Can the data below be set down again exactly, line for line?
____________
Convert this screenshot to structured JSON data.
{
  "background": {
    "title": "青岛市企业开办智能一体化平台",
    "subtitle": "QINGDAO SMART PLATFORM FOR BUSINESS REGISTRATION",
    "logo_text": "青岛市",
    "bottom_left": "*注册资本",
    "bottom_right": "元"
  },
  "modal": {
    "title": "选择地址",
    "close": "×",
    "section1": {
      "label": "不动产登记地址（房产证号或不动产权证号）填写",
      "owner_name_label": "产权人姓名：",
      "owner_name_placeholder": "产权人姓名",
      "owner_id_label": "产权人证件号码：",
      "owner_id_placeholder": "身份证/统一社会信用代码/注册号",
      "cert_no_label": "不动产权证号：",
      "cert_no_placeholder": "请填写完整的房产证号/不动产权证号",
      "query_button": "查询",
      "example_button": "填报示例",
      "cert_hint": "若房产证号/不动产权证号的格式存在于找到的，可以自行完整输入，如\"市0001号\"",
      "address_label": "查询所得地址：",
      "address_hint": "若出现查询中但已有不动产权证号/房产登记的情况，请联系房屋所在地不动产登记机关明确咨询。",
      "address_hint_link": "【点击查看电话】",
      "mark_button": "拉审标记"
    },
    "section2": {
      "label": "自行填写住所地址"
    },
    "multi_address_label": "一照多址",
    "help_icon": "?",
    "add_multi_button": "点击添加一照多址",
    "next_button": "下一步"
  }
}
____________
* [Correct answer]
Convert this screenshot to structured JSON data.
{
  "background": {
    "title": "青岛市企业开办智能一体化平台",
    "subtitle": "QINGDAO SMART PLATFORM FOR BUSINESS REGISTRATION",
    "logo_text": "青岛市",
    "bottom_left": "*注册资本",
    "bottom_right": "元"
  },
  "modal": {
    "title": "选择地址",
    "close": "×",
    "section1": {
      "label": "不动产登记地址（房产证号或不动产权证号）填写",
      "owner_name_label": "产权人姓名：",
      "owner_name_placeholder": "产权人姓名",
      "owner_id_label": "产权人证件号码：",
      "owner_id_placeholder": "身份证/统一社会信用代码/注册号",
      "cert_no_label": "不动产权证号：",
      "cert_no_placeholder": "请填写完整的房产证号/不动产权证号",
      "query_button": "查询",
      "example_button": "填报示例",
      "cert_hint": "若房产证号/不动产权证号的格式存在于找到的，可以自行完整输入，如\"市0001号\"",
      "address_label": "查询所得地址：",
      "address_hint": "若出现查询中但已有不动产权证号/房产登记的情况，请联系房屋所在地不动产登记机关明确咨询。",
      "address_hint_link": "【点击查看电话】",
      "mark_button": "拉审标记"
    },
    "section2": {
      "label": "自行填写住所地址"
    },
    "multi_address_label": "一照多址",
    "help_icon": "?",
    "add_multi_button": "点击添加一照多址",
    "next_button": "下一步"
  }
}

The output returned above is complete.